### [Exercise directions]
Print, exactly and completely, every entry in the data.

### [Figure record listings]
_ _ _ _ _ _ _

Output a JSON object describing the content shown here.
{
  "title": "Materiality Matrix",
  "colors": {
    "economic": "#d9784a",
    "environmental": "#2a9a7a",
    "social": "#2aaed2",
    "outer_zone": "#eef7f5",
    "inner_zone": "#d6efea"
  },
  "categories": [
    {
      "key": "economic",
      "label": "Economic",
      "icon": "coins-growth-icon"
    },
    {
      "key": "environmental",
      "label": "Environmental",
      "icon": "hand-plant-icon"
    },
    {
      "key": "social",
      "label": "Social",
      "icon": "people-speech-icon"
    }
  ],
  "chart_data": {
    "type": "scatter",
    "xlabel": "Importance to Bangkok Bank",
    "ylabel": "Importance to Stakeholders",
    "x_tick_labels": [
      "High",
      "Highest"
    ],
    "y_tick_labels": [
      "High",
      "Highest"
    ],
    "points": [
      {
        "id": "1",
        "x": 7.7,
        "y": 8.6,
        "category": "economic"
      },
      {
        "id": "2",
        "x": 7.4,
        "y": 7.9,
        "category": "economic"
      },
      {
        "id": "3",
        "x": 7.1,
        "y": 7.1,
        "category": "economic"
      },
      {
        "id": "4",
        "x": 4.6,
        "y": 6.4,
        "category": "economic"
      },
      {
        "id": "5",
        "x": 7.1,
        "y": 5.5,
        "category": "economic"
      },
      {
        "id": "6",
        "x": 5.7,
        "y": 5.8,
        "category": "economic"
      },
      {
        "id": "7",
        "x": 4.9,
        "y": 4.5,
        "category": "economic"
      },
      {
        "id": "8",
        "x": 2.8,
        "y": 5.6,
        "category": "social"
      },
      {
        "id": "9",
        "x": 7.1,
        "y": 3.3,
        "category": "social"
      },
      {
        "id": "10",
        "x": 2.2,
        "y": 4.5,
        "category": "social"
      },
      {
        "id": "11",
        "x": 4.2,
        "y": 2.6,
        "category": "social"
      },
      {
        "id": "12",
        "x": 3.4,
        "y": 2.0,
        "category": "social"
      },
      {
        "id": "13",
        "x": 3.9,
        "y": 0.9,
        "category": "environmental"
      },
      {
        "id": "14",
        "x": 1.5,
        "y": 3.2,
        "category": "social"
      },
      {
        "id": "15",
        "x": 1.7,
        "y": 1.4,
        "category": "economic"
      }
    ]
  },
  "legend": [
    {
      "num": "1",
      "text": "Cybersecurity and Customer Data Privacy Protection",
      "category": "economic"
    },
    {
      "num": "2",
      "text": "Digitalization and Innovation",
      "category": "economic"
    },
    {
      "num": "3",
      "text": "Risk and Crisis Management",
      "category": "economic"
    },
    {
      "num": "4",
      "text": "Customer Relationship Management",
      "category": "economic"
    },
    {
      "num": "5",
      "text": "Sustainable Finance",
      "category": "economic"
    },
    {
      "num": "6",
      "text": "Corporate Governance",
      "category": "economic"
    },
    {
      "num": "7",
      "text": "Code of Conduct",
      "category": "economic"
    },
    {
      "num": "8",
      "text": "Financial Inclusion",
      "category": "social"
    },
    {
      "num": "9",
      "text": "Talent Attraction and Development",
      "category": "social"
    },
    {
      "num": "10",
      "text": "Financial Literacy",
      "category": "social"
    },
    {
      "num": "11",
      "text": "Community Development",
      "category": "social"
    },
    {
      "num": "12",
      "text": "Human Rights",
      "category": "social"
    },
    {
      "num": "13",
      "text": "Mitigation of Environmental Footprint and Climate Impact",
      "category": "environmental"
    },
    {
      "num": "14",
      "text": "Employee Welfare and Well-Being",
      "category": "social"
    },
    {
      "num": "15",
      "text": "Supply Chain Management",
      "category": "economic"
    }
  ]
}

_ _ _ _ _ _ _

### [Output below]
Output a JSON object describing the content shown here.
{
  "title": "Materiality Matrix",
  "colors": {
    "economic": "#d9784a",
    "environmental": "#2a9a7a",
    "social": "#2aaed2",
    "outer_zone": "#eef7f5",
    "inner_zone": "#d6efea"
  },
  "categories": [
    {
      "key": "economic",
      "label": "Economic",
      "icon": "coins-growth-icon"
    },
    {
      "key": "environmental",
      "label": "Environmental",
      "icon": "hand-plant-icon"
    },
    {
      "key": "social",
      "label": "Social",
      "icon": "people-speech-icon"
    }
  ],
  "chart_data": {
    "type": "scatter",
    "xlabel": "Importance to Bangkok Bank",
    "ylabel": "Importance to Stakeholders",
    "x_tick_labels": [
      "High",
      "Highest"
    ],
    "y_tick_labels": [
      "High",
      "Highest"
    ],
    "points": [
      {
        "id": "1",
        "x": 7.7,
        "y": 8.6,
        "category": "economic"
      },
      {
        "id": "2",
        "x": 7.4,
        "y": 7.9,
        "category": "economic"
      },
      {
        "id": "3",
        "x": 7.1,
        "y": 7.1,
        "category": "economic"
      },
      {
        "id": "4",
        "x": 4.6,
        "y": 6.4,
        "category": "economic"
      },
      {
        "id": "5",
        "x": 7.1,
        "y": 5.5,
        "category": "economic"
      },
      {
        "id": "6",
        "x": 5.7,
        "y": 5.8,
        "category": "economic"
      },
      {
        "id": "7",
        "x": 4.9,
        "y": 4.5,
        "category": "economic"
      },
      {
        "id": "8",
        "x": 2.8,
        "y": 5.6,
        "category": "social"
      },
      {
        "id": "9",
        "x": 7.1,
        "y": 3.3,
        "category": "social"
      },
      {
        "id": "10",
        "x": 2.2,
        "y": 4.5,
        "category": "social"
      },
      {
        "id": "11",
        "x": 4.2,
        "y": 2.6,
        "category": "social"
      },
      {
        "id": "12",
        "x": 3.4,
        "y": 2.0,
        "category": "social"
      },
      {
        "id": "13",
        "x": 3.9,
        "y": 0.9,
        "category": "environmental"
      },
      {
        "id": "14",
        "x": 1.5,
        "y": 3.2,
        "category": "social"
      },
      {
        "id": "15",
        "x": 1.7,
        "y": 1.4,
        "category": "economic"
      }
    ]
  },
  "legend": [
    {
      "num": "1",
      "text": "Cybersecurity and Customer Data Privacy Protection",
      "category": "economic"
    },
    {
      "num": "2",
      "text": "Digitalization and Innovation",
      "category": "economic"
    },
    {
      "num": "3",
      "text": "Risk and Crisis Management",
      "category": "economic"
    },
    {
      "num": "4",
      "text": "Customer Relationship Management",
      "category": "economic"
    },
    {
      "num": "5",
      "text": "Sustainable Finance",
      "category": "economic"
    },
    {
      "num": "6",
      "text": "Corporate Governance",
      "category": "economic"
    },
    {
      "num": "7",
      "text": "Code of Conduct",
      "category": "economic"
    },
    {
      "num": "8",
      "text": "Financial Inclusion",
      "category": "social"
    },
    {
      "num": "9",
      "text": "Talent Attraction and Development",
      "category": "social"
    },
    {
      "num": "10",
      "text": "Financial Literacy",
      "category": "social"
    },
    {
      "num": "11",
      "text": "Community Development",
      "category": "social"
    },
    {
      "num": "12",
      "text": "Human Rights",
      "category": "social"
    },
    {
      "num": "13",
      "text": "Mitigation of Environmental Footprint and Climate Impact",
      "category": "environmental"
    },
    {
      "num": "14",
      "text": "Employee Welfare and Well-Being",
      "category": "social"
    },
    {
      "num": "15",
      "text": "Supply Chain Management",
      "category": "economic"
    }
  ]
}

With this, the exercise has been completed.